• WORK TO COMPLETE:
Wherever a line holds the word "domestic", copy that line out.

Dataset rows:
___

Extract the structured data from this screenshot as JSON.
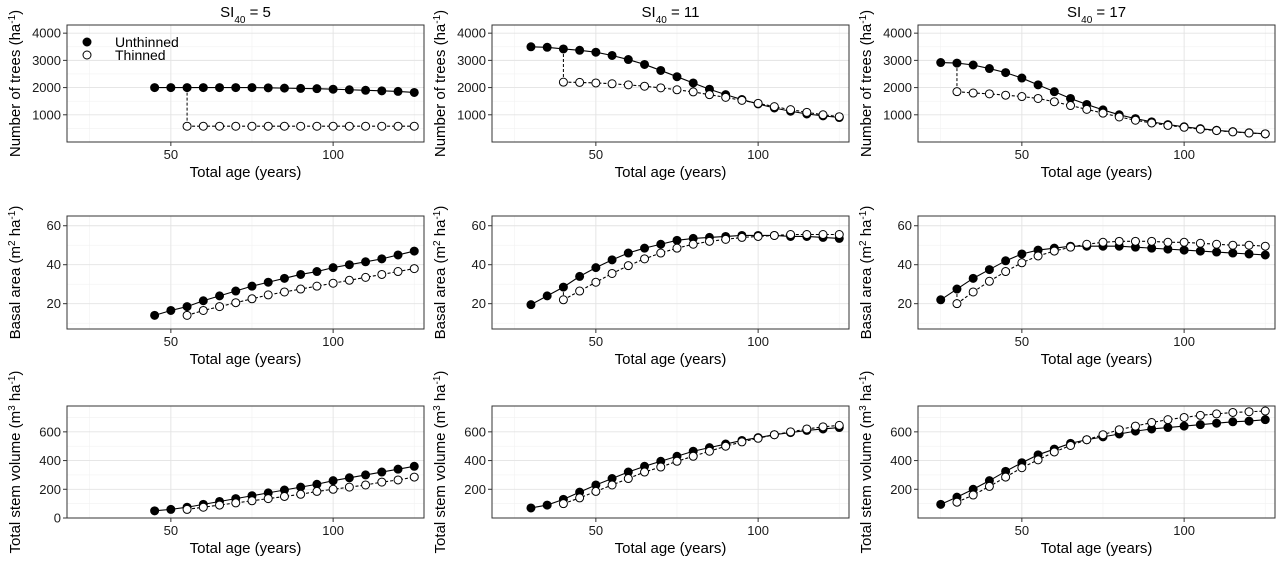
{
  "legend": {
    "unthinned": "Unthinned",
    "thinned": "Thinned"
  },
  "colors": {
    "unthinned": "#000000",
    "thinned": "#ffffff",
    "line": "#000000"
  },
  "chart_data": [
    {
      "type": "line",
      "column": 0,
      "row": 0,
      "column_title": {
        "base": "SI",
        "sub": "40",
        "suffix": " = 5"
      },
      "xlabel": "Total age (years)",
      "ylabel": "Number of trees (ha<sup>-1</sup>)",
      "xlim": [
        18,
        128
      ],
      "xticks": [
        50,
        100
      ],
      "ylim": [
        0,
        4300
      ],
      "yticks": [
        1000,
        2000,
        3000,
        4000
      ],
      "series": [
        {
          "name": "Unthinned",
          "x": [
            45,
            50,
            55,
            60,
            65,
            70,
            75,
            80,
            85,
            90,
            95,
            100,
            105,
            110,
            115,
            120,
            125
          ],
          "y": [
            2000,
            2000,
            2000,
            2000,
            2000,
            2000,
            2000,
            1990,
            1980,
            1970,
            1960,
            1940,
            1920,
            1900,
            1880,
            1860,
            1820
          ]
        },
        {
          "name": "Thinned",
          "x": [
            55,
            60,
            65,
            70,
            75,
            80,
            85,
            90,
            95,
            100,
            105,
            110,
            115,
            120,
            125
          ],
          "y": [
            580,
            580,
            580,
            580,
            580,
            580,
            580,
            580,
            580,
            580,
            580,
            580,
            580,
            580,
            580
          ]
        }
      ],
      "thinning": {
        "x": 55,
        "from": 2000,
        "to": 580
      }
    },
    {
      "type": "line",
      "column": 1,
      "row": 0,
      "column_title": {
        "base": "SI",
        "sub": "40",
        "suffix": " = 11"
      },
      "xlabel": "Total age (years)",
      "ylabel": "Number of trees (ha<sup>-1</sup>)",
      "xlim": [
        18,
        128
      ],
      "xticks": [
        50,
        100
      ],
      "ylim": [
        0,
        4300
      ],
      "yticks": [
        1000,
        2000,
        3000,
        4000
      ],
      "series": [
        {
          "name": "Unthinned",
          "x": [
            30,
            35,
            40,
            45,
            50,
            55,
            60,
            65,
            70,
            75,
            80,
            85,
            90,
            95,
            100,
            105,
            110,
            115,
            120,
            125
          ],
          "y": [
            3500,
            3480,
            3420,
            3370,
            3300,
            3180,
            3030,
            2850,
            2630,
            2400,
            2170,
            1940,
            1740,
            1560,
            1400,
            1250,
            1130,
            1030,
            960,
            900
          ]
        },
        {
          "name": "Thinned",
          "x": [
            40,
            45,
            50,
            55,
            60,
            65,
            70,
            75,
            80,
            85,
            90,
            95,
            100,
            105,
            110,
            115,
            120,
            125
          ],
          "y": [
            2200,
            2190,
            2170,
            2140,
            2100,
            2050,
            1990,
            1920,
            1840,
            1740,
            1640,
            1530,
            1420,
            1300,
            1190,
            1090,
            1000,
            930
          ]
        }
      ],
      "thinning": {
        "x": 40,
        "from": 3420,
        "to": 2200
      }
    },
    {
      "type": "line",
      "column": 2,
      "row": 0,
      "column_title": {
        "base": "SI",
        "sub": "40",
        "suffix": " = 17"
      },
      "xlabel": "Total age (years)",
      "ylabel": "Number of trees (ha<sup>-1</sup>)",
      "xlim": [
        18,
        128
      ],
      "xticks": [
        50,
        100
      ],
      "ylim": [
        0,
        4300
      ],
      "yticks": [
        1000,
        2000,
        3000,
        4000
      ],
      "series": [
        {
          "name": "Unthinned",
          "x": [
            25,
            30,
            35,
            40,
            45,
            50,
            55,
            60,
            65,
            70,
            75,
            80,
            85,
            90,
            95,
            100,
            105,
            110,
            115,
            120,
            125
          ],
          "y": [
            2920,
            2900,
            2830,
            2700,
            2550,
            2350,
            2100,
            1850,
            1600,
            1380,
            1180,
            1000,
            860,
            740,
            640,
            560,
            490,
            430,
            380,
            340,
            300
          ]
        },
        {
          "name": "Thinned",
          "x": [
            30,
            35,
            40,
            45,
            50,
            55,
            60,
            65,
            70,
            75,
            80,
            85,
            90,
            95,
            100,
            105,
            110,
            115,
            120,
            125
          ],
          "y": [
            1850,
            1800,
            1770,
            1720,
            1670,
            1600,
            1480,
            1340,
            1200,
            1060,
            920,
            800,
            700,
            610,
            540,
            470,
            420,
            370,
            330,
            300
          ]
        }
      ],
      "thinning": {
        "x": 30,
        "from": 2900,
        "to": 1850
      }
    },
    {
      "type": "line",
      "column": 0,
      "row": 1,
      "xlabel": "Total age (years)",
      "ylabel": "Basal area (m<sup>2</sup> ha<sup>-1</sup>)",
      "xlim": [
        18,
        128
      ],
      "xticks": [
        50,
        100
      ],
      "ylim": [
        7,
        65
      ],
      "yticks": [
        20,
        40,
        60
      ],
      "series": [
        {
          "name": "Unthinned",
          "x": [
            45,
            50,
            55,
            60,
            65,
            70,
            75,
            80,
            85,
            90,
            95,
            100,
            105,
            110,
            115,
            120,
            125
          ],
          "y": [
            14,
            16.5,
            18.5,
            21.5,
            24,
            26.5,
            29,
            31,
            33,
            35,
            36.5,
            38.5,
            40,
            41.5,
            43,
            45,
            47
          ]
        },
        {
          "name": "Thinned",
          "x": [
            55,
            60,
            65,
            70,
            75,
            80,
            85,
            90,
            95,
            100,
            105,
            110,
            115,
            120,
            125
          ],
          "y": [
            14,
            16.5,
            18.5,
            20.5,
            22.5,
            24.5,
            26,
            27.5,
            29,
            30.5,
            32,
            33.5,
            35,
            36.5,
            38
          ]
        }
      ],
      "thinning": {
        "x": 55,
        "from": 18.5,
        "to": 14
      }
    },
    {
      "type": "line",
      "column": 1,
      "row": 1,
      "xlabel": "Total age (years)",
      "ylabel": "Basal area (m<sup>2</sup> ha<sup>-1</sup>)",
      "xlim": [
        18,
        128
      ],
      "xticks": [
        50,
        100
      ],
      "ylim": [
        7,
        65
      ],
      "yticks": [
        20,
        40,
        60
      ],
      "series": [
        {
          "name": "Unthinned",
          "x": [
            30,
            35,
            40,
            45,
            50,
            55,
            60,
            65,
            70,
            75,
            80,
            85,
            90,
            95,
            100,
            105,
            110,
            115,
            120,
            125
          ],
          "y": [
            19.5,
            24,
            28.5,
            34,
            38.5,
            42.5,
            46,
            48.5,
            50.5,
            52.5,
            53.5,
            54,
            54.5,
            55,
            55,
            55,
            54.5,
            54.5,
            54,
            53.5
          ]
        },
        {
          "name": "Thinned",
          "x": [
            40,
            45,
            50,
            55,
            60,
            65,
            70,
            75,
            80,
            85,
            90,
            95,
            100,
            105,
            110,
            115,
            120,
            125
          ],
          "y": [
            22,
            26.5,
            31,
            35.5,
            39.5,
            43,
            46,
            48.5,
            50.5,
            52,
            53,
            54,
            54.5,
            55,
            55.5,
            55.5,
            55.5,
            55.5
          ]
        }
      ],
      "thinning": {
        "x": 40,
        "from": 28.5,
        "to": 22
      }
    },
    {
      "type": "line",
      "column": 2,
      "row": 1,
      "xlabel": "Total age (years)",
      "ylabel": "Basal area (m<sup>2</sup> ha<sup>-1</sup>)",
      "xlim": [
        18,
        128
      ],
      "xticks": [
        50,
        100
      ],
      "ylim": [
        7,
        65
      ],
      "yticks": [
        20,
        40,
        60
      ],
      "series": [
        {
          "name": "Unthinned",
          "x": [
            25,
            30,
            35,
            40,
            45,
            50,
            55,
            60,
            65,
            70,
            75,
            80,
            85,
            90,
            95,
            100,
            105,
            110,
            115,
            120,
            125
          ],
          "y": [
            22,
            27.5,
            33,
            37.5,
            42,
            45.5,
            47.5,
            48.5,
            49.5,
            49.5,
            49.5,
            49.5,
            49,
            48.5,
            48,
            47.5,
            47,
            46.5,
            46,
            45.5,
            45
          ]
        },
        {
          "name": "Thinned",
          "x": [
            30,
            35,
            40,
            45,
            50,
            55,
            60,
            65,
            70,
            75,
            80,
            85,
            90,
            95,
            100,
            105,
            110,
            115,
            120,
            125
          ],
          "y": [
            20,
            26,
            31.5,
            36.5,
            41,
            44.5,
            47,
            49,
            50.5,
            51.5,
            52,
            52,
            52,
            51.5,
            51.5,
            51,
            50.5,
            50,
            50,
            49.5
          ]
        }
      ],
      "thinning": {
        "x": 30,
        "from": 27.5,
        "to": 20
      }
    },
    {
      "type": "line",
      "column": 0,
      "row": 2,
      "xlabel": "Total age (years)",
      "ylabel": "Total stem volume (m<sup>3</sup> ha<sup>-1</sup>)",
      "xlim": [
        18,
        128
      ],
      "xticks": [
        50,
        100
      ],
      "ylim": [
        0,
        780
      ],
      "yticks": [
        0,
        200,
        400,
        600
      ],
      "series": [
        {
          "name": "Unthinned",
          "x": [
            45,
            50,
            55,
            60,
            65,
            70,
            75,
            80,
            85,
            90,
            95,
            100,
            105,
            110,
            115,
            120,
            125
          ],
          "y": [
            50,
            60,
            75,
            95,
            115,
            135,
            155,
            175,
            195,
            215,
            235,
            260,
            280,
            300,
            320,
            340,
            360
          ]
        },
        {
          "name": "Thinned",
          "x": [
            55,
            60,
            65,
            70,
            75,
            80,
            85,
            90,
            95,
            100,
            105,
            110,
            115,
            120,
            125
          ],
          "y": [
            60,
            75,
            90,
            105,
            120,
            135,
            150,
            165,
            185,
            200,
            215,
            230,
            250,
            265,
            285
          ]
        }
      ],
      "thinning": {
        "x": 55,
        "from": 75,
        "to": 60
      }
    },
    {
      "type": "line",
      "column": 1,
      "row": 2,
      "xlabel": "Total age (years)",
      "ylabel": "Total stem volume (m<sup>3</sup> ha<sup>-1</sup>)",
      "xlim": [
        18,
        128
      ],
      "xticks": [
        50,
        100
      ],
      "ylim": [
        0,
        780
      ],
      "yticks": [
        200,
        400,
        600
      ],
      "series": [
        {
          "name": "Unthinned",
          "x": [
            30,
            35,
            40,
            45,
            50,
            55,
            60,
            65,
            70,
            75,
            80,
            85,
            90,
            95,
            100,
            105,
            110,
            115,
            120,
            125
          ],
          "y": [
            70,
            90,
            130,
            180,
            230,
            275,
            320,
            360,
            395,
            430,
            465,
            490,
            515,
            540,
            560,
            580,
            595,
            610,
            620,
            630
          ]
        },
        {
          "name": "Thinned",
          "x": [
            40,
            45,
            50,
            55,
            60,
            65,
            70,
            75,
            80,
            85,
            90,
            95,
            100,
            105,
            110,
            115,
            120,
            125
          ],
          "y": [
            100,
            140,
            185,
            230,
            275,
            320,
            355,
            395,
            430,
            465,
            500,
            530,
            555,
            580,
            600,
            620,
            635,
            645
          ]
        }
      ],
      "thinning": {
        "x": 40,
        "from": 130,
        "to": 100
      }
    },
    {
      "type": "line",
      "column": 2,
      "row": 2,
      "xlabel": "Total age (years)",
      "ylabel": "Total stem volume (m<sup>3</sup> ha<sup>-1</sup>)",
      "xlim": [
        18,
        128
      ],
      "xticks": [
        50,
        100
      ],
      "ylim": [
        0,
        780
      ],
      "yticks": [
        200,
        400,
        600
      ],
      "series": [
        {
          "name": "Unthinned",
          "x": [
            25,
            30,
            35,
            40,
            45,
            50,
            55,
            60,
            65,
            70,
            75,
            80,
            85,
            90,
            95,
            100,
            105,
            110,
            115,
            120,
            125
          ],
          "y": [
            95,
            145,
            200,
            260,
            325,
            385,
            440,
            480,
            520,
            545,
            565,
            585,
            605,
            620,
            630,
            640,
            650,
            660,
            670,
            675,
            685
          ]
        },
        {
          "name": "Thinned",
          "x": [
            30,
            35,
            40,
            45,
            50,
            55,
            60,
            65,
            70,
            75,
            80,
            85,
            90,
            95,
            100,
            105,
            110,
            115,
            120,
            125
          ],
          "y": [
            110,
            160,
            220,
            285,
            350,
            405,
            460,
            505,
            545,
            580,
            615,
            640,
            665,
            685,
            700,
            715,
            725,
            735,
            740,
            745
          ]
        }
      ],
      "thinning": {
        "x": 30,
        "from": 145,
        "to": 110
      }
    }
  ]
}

___

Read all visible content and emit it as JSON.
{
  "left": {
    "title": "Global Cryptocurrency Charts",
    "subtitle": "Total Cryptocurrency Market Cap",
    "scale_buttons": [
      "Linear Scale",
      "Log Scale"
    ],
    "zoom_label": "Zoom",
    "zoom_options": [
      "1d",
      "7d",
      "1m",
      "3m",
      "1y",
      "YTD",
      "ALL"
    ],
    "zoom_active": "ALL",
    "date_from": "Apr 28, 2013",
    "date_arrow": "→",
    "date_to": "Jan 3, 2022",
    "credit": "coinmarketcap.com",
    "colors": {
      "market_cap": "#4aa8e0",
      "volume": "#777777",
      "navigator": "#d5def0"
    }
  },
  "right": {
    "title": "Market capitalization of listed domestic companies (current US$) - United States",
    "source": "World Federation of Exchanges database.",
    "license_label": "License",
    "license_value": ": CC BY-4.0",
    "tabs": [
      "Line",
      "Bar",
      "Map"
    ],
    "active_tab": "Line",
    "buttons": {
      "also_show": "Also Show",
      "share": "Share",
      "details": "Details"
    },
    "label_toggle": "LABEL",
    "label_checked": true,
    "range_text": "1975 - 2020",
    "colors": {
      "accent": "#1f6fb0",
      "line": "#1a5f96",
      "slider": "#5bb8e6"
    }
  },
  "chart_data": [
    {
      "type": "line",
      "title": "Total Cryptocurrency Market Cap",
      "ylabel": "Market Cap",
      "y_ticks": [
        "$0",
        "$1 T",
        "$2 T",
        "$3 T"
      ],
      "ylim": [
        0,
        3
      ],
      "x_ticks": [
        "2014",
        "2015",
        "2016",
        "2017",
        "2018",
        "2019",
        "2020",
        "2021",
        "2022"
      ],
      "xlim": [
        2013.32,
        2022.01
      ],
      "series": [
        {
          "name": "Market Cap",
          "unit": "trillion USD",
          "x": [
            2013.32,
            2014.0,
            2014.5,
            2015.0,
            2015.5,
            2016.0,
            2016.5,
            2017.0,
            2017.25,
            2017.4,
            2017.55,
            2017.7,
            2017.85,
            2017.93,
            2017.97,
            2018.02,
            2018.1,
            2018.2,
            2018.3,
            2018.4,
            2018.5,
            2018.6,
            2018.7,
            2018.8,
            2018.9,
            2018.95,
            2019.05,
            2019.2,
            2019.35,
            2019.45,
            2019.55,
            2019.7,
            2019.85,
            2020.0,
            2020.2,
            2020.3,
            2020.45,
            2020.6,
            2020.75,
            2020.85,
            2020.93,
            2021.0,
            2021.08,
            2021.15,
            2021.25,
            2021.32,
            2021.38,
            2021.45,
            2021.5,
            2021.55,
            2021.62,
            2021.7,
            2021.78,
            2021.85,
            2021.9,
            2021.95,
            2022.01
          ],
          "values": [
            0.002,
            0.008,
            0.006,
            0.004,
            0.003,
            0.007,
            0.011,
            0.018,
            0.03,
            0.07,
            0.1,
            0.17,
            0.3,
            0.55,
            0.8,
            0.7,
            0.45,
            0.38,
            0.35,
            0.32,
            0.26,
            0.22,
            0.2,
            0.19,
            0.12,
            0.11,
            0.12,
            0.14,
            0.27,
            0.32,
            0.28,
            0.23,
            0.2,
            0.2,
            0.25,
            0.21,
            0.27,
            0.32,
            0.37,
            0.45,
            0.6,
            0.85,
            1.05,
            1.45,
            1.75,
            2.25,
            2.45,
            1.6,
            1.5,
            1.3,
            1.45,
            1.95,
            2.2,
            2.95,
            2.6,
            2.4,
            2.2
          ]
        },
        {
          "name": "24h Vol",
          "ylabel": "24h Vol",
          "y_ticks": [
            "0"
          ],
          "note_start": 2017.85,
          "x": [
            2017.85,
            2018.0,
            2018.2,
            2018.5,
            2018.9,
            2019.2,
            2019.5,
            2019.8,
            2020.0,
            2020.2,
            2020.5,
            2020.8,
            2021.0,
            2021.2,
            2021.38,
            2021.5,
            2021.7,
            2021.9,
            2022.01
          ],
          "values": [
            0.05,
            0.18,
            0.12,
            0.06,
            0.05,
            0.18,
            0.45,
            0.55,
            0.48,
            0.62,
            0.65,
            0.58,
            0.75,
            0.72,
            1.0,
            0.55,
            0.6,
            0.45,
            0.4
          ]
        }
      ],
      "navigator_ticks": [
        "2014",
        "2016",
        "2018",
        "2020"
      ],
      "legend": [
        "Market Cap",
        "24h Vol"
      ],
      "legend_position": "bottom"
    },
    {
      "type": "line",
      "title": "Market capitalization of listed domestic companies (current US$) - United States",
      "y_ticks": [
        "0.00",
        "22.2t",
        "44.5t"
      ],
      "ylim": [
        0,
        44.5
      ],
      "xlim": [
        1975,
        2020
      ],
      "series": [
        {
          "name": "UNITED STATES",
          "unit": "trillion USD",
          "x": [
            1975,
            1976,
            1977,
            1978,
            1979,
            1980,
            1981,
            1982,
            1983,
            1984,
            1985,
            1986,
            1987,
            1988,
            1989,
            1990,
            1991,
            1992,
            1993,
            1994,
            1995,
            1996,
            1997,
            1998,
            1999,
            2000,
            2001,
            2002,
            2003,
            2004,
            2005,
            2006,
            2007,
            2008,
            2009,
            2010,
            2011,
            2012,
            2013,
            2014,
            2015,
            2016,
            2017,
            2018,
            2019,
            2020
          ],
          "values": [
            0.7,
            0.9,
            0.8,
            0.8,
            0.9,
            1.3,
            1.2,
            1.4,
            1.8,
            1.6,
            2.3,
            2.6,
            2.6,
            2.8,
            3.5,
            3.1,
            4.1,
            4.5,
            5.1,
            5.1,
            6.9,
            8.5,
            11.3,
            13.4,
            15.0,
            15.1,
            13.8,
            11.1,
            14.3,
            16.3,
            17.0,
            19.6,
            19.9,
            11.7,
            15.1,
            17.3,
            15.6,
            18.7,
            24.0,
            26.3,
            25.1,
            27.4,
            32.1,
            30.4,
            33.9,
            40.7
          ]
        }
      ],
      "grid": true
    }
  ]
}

___

• FINAL RESULT:
    "title": "Market capitalization of listed domestic companies (current US$) - United States",
      "title": "Market capitalization of listed domestic companies (current US$) - United States",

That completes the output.